_Given problem:_ From the listing below, pick out each line with the word "искусственный".

_Supplied records:_
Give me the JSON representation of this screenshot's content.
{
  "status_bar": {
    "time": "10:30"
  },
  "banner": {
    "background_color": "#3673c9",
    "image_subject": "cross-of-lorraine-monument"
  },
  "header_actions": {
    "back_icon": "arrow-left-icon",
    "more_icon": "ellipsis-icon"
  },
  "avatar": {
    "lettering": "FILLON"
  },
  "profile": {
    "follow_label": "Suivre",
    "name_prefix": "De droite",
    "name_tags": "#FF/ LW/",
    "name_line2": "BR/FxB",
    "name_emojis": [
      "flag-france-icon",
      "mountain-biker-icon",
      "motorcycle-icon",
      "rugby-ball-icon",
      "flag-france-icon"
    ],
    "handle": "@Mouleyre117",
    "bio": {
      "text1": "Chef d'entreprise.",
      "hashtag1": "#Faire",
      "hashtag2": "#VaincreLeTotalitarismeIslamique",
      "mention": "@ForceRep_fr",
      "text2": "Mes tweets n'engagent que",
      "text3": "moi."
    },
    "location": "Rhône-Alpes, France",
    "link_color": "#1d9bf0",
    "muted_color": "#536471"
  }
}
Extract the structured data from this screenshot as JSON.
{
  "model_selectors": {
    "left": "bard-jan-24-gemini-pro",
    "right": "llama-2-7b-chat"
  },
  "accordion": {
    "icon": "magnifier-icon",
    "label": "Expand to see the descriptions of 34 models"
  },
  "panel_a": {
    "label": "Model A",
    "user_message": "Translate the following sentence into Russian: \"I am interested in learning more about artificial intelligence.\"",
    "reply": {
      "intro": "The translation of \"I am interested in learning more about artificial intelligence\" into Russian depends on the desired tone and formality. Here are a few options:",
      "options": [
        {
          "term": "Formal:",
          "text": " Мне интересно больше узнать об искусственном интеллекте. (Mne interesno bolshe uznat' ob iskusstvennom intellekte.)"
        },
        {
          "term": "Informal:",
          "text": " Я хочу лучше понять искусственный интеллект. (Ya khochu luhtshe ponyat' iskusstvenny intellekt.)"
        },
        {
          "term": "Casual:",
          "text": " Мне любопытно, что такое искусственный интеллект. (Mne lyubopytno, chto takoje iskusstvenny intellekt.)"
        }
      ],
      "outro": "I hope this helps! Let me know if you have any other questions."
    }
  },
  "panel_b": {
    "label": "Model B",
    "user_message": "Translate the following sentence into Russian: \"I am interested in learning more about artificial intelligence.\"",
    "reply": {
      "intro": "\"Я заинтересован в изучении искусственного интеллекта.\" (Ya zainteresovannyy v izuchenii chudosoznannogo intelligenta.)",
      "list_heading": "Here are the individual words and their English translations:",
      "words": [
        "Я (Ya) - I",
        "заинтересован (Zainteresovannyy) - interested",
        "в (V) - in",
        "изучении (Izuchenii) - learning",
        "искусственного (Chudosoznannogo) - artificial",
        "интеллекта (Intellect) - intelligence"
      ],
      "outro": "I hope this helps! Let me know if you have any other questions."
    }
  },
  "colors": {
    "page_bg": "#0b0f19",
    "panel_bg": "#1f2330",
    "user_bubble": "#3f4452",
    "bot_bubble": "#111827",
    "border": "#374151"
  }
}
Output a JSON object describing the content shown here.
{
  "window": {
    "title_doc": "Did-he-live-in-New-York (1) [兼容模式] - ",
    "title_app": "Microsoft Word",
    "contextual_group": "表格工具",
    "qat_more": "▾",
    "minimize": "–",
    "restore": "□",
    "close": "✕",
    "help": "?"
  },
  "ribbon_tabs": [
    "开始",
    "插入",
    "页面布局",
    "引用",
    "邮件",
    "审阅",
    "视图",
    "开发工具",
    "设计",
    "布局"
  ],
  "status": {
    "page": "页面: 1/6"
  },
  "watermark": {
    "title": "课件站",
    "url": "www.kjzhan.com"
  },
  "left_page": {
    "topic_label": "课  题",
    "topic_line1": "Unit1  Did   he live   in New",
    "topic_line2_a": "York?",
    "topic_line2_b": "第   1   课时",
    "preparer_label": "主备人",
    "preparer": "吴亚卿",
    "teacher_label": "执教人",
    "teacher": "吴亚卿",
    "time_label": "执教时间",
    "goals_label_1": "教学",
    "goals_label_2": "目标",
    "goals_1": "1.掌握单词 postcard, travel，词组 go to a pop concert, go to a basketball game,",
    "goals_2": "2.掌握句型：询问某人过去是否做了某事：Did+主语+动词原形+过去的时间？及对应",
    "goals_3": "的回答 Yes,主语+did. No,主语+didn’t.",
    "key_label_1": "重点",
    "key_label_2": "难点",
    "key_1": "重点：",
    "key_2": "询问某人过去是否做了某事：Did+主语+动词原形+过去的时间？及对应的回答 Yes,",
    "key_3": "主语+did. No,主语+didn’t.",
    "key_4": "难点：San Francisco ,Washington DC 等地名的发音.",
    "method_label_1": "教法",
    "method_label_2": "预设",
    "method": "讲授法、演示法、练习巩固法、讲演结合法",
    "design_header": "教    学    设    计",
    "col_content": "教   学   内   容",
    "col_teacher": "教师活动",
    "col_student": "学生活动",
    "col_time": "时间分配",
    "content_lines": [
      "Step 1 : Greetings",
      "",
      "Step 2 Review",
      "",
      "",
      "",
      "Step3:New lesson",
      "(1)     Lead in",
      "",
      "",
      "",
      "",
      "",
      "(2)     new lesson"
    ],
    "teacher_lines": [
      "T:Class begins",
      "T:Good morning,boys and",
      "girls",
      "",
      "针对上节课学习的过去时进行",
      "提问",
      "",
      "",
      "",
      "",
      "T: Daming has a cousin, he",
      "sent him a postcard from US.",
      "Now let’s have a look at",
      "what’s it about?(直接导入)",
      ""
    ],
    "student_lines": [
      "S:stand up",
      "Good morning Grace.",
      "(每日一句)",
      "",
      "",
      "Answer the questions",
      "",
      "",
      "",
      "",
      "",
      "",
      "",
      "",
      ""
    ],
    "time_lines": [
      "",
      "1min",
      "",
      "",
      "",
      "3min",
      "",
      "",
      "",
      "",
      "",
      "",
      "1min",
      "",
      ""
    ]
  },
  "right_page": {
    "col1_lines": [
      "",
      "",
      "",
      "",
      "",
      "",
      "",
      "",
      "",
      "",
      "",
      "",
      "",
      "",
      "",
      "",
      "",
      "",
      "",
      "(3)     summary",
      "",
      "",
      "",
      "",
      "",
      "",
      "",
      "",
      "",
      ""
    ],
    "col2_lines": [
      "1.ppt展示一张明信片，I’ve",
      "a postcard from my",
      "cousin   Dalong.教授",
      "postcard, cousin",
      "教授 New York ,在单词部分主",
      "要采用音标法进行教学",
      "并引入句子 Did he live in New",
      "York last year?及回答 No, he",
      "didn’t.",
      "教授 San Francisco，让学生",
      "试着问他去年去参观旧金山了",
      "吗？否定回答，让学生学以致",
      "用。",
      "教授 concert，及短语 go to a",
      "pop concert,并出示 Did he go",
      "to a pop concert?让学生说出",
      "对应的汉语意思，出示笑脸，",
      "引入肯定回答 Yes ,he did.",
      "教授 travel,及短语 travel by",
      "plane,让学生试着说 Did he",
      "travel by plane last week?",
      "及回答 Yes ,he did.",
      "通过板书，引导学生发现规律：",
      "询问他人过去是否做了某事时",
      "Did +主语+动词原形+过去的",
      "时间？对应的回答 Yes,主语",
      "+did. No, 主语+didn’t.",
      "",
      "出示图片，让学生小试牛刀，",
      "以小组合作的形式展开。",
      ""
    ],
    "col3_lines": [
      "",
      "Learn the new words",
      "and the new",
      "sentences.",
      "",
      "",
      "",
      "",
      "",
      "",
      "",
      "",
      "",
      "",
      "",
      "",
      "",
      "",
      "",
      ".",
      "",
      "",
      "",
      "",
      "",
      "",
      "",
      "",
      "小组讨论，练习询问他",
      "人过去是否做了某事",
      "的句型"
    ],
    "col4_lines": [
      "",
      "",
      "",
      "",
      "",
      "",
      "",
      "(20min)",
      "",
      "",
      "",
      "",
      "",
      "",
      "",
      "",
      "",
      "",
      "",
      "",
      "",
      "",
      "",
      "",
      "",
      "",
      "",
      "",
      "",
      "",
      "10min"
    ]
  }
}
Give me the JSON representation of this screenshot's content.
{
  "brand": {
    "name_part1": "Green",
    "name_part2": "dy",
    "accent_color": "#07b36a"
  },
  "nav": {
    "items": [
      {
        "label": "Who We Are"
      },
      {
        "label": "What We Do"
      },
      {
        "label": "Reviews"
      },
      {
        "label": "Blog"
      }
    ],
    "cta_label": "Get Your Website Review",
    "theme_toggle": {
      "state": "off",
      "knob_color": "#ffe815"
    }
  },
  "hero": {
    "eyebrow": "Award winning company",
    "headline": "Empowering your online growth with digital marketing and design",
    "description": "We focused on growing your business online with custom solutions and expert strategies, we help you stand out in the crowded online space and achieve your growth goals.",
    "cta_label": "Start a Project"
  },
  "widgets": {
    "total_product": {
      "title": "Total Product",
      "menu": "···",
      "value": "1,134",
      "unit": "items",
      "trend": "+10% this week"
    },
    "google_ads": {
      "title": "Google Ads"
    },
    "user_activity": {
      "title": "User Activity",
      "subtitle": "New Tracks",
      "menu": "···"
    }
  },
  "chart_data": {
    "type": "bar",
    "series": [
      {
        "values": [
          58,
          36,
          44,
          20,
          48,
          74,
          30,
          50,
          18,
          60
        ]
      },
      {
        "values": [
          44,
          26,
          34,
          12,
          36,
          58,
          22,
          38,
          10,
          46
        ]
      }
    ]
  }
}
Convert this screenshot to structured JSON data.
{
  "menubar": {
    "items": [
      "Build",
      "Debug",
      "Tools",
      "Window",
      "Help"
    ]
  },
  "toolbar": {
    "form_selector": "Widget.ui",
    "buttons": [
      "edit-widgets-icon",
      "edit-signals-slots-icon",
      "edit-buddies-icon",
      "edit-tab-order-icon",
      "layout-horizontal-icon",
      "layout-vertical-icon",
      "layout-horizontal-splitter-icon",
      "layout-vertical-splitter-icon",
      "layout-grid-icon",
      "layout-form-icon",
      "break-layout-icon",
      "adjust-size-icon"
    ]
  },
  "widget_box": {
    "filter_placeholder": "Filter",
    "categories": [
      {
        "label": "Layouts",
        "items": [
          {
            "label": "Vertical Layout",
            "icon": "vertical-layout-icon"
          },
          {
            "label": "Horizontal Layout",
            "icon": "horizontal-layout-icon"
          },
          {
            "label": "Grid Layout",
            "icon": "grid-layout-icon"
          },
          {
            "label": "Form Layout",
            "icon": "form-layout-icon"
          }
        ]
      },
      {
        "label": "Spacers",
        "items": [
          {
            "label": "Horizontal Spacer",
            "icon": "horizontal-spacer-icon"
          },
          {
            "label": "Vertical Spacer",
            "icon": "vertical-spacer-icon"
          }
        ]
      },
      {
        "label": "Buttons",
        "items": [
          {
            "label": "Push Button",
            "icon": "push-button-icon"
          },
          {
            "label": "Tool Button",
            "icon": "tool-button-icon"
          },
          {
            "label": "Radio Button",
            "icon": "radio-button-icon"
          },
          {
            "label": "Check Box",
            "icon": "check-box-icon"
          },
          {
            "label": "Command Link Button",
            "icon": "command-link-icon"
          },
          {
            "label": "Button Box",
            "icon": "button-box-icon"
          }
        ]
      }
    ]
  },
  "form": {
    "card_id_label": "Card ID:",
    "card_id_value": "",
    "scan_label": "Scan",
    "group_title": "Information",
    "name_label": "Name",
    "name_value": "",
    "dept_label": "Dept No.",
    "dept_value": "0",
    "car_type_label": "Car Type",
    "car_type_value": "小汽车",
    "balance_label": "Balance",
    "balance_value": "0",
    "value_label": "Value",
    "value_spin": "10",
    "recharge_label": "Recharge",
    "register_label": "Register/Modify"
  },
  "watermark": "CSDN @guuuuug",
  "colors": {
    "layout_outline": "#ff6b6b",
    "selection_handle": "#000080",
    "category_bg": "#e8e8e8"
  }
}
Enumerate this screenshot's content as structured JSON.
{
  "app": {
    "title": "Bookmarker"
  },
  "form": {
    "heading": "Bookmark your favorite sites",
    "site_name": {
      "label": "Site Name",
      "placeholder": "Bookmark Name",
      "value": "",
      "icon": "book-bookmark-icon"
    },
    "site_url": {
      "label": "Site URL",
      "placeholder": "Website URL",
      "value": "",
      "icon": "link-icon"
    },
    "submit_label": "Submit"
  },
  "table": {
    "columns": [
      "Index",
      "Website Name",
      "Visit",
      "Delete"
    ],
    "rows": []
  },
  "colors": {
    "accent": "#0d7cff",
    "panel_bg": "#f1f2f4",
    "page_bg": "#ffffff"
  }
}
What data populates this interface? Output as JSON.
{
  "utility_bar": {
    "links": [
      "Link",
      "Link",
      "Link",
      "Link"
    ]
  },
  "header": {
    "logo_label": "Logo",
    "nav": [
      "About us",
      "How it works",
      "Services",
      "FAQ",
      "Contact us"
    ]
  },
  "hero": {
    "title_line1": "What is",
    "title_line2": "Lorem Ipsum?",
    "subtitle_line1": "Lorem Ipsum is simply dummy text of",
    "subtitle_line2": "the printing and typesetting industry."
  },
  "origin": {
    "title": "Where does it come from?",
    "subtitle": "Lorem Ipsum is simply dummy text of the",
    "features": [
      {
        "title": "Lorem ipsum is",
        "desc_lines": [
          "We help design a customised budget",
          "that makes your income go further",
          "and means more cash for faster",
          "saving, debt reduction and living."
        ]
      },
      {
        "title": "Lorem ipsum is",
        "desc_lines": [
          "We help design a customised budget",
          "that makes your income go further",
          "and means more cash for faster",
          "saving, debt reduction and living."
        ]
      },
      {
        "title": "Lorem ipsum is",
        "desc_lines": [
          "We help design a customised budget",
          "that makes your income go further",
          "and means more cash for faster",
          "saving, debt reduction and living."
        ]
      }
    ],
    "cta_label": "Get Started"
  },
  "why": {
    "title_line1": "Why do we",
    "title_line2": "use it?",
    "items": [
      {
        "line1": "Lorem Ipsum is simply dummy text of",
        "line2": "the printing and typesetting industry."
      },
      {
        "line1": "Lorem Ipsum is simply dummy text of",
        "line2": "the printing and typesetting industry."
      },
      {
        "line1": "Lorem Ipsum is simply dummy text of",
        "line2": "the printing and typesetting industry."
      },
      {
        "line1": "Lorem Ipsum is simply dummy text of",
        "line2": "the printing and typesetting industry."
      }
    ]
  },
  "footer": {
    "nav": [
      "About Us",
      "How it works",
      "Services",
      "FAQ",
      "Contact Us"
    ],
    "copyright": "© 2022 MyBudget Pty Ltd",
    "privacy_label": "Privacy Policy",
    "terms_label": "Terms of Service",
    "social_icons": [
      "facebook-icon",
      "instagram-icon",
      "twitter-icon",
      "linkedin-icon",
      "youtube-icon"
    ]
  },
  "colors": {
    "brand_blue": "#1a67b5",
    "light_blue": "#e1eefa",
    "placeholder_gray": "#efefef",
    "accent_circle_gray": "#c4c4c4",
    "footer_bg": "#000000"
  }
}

_Output of the exercise:_
          "text": " Я хочу лучше понять искусственный интеллект. (Ya khochu luhtshe ponyat' iskusstvenny intellekt.)"
          "text": " Мне любопытно, что такое искусственный интеллект. (Mne lyubopytno, chto takoje iskusstvenny intellekt.)"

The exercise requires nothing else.